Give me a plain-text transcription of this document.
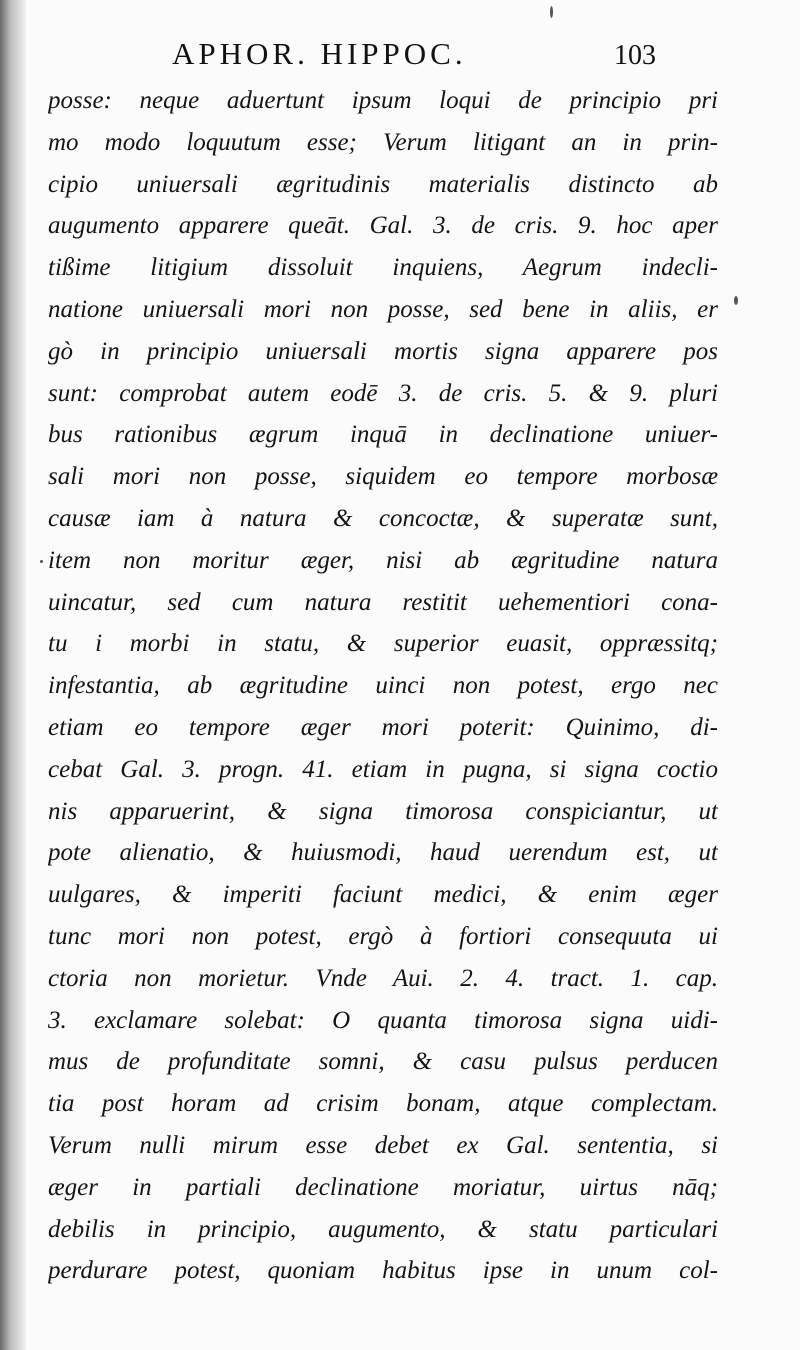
APHOR. HIPPOC.	103
posse: neque aduertunt ipsum loqui de principio pri
mo modo loquutum esse; Verum litigant an in prin-
cipio uniuersali ægritudinis materialis distincto ab
augumento apparere queāt. Gal. 3. de cris. 9. hoc aper
tißime litigium dissoluit inquiens, Aegrum indecli-
natione uniuersali mori non posse, sed bene in aliis, er
gò in principio uniuersali mortis signa apparere pos
sunt: comprobat autem eodē 3. de cris. 5. & 9. pluri
bus rationibus ægrum inquā in declinatione uniuer-
sali mori non posse, siquidem eo tempore morbosæ
causæ iam à natura & concoctæ, & superatæ sunt,
item non moritur æger, nisi ab ægritudine natura
uincatur, sed cum natura restitit uehementiori cona-
tu i morbi in statu, & superior euasit, oppræssitq;
infestantia, ab ægritudine uinci non potest, ergo nec
etiam eo tempore æger mori poterit: Quinimo, di-
cebat Gal. 3. progn. 41. etiam in pugna, si signa coctio
nis apparuerint, & signa timorosa conspiciantur, ut
pote alienatio, & huiusmodi, haud uerendum est, ut
uulgares, & imperiti faciunt medici, & enim æger
tunc mori non potest, ergò à fortiori consequuta ui
ctoria non morietur. Vnde Aui. 2. 4. tract. 1. cap.
3. exclamare solebat: O quanta timorosa signa uidi-
mus de profunditate somni, & casu pulsus perducen
tia post horam ad crisim bonam, atque complectam.
Verum nulli mirum esse debet ex Gal. sententia, si
æger in partiali declinatione moriatur, uirtus nāq;
debilis in principio, augumento, & statu particulari
perdurare potest, quoniam habitus ipse in unum col-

- **TASK REQUIREMENTS**
The data above needs to be retyped exactly, with the images left out.

- **FINAL RESULT**
Give me a plain-text transcription of this document.
APHOR. HIPPOC.	103
posse: neque aduertunt ipsum loqui de principio pri
mo modo loquutum esse; Verum litigant an in prin-
cipio uniuersali ægritudinis materialis distincto ab
augumento apparere queāt. Gal. 3. de cris. 9. hoc aper
tißime litigium dissoluit inquiens, Aegrum indecli-
natione uniuersali mori non posse, sed bene in aliis, er
gò in principio uniuersali mortis signa apparere pos
sunt: comprobat autem eodē 3. de cris. 5. & 9. pluri
bus rationibus ægrum inquā in declinatione uniuer-
sali mori non posse, siquidem eo tempore morbosæ
causæ iam à natura & concoctæ, & superatæ sunt,
item non moritur æger, nisi ab ægritudine natura
uincatur, sed cum natura restitit uehementiori cona-
tu i morbi in statu, & superior euasit, oppræssitq;
infestantia, ab ægritudine uinci non potest, ergo nec
etiam eo tempore æger mori poterit: Quinimo, di-
cebat Gal. 3. progn. 41. etiam in pugna, si signa coctio
nis apparuerint, & signa timorosa conspiciantur, ut
pote alienatio, & huiusmodi, haud uerendum est, ut
uulgares, & imperiti faciunt medici, & enim æger
tunc mori non potest, ergò à fortiori consequuta ui
ctoria non morietur. Vnde Aui. 2. 4. tract. 1. cap.
3. exclamare solebat: O quanta timorosa signa uidi-
mus de profunditate somni, & casu pulsus perducen
tia post horam ad crisim bonam, atque complectam.
Verum nulli mirum esse debet ex Gal. sententia, si
æger in partiali declinatione moriatur, uirtus nāq;
debilis in principio, augumento, & statu particulari
perdurare potest, quoniam habitus ipse in unum col-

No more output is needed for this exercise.